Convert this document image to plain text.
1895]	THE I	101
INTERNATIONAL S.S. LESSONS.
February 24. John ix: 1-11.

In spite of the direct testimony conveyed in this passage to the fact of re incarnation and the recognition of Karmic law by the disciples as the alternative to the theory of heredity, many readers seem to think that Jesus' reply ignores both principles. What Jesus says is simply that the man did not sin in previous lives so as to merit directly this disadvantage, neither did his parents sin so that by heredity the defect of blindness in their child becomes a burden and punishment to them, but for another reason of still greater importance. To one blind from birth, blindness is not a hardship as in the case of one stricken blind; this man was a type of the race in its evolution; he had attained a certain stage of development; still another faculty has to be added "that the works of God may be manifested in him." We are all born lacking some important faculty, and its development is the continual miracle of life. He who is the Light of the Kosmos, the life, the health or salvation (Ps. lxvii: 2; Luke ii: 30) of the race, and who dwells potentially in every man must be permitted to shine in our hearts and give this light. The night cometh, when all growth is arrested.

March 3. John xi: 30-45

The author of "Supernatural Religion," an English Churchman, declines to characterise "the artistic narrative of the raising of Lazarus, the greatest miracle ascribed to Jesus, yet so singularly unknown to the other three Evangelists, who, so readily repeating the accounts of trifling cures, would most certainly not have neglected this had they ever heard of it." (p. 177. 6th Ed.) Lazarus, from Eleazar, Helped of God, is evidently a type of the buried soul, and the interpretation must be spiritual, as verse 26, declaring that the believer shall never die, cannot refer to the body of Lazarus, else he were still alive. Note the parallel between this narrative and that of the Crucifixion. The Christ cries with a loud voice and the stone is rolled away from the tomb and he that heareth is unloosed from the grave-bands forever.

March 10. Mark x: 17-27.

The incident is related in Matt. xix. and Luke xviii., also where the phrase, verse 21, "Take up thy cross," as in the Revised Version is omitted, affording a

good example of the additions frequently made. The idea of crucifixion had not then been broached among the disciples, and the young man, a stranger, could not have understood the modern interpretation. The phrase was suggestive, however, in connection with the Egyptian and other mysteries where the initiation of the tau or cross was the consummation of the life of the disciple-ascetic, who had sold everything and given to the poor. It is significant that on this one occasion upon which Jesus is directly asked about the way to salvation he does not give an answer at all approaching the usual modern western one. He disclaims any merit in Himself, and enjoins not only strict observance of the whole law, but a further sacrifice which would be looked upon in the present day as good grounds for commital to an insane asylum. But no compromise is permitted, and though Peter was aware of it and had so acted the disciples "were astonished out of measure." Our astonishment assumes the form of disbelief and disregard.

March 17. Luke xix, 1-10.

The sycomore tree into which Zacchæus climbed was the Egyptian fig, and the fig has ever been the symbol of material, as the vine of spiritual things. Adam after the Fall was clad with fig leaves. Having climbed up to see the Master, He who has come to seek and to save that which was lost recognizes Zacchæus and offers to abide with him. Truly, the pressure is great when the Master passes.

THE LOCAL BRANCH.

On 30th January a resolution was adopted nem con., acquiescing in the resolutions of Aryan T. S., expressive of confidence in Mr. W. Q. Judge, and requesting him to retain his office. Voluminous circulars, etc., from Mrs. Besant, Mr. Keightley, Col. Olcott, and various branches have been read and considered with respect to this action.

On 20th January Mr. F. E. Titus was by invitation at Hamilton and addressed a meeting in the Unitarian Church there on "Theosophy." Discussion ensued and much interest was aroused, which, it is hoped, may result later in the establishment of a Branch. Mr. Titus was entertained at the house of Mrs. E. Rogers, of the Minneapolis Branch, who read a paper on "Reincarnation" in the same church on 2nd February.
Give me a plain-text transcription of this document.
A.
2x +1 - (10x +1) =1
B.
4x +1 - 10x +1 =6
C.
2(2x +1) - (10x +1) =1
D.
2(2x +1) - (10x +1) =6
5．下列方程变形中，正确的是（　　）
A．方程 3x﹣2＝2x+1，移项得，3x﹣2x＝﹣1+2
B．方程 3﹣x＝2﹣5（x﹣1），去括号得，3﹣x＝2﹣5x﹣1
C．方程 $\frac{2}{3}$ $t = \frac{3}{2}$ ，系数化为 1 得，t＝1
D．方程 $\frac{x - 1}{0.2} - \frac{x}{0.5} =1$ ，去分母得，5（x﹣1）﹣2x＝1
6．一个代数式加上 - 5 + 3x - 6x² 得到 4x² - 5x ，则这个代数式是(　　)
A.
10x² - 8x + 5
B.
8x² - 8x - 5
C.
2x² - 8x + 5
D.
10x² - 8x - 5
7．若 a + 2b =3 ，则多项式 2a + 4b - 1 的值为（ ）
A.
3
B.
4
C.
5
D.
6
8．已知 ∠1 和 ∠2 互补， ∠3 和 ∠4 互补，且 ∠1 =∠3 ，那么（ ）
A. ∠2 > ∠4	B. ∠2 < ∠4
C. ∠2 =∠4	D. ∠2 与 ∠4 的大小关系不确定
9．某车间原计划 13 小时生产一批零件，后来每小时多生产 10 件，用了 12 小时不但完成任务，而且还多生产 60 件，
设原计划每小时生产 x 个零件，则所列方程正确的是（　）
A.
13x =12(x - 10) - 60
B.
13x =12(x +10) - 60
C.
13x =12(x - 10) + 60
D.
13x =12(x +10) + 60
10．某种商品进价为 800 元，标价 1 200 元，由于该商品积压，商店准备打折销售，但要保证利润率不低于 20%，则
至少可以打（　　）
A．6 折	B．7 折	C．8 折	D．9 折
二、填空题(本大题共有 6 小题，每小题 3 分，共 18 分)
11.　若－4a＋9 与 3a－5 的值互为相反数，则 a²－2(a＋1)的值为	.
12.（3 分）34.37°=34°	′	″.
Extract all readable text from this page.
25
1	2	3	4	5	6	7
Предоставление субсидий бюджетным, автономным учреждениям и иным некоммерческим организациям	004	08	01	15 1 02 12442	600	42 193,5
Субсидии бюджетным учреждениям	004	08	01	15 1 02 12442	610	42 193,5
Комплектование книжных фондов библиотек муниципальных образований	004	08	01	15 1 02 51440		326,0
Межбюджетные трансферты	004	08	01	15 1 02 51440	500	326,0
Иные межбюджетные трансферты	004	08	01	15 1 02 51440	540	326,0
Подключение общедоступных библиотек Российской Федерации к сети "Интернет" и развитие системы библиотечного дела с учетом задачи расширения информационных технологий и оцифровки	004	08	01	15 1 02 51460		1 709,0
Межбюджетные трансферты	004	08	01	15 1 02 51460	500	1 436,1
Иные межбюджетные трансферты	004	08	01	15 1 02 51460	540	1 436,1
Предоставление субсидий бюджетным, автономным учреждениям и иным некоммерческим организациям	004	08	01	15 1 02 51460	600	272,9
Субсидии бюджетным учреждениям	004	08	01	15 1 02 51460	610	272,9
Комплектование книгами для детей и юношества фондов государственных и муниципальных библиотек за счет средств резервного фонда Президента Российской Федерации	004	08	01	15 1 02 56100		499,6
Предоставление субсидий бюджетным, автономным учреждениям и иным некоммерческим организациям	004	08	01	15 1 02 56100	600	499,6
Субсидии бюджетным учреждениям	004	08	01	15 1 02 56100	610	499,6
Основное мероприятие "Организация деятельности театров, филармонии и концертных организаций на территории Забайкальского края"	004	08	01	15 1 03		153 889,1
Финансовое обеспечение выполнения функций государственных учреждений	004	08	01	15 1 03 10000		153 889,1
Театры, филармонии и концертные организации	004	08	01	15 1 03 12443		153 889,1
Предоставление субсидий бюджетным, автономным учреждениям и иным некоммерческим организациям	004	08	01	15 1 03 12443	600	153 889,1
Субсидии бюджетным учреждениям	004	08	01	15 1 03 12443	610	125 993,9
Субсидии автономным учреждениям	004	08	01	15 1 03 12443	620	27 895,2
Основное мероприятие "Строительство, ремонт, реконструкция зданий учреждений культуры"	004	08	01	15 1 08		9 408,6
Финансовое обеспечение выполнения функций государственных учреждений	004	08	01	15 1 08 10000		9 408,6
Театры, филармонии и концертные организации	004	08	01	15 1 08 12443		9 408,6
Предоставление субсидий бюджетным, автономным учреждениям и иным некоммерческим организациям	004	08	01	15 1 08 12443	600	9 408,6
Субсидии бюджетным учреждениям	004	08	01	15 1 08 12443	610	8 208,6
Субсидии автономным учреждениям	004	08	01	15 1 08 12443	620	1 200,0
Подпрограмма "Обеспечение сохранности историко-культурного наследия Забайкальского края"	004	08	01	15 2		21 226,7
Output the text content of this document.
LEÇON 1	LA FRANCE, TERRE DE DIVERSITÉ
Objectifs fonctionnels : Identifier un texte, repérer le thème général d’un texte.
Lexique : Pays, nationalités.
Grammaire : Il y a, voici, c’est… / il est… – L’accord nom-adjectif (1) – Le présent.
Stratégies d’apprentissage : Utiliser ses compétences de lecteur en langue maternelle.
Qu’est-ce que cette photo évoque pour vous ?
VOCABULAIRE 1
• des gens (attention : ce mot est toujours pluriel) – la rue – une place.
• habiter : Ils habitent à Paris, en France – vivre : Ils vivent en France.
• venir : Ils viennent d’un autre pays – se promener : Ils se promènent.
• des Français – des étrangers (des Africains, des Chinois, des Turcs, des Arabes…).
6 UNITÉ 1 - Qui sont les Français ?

====================

— WHAT IS REQUIRED —
Extract every line from the one containing "Output the text content of this document." to the end of the entries, including both of those lines, exactly as given and with nothing added.

— OUTPUT OF THE TASK —
Output the text content of this document.
LEÇON 1	LA FRANCE, TERRE DE DIVERSITÉ
Objectifs fonctionnels : Identifier un texte, repérer le thème général d’un texte.
Lexique : Pays, nationalités.
Grammaire : Il y a, voici, c’est… / il est… – L’accord nom-adjectif (1) – Le présent.
Stratégies d’apprentissage : Utiliser ses compétences de lecteur en langue maternelle.
Qu’est-ce que cette photo évoque pour vous ?
VOCABULAIRE 1
• des gens (attention : ce mot est toujours pluriel) – la rue – une place.
• habiter : Ils habitent à Paris, en France – vivre : Ils vivent en France.
• venir : Ils viennent d’un autre pays – se promener : Ils se promènent.
• des Français – des étrangers (des Africains, des Chinois, des Turcs, des Arabes…).
6 UNITÉ 1 - Qui sont les Français ?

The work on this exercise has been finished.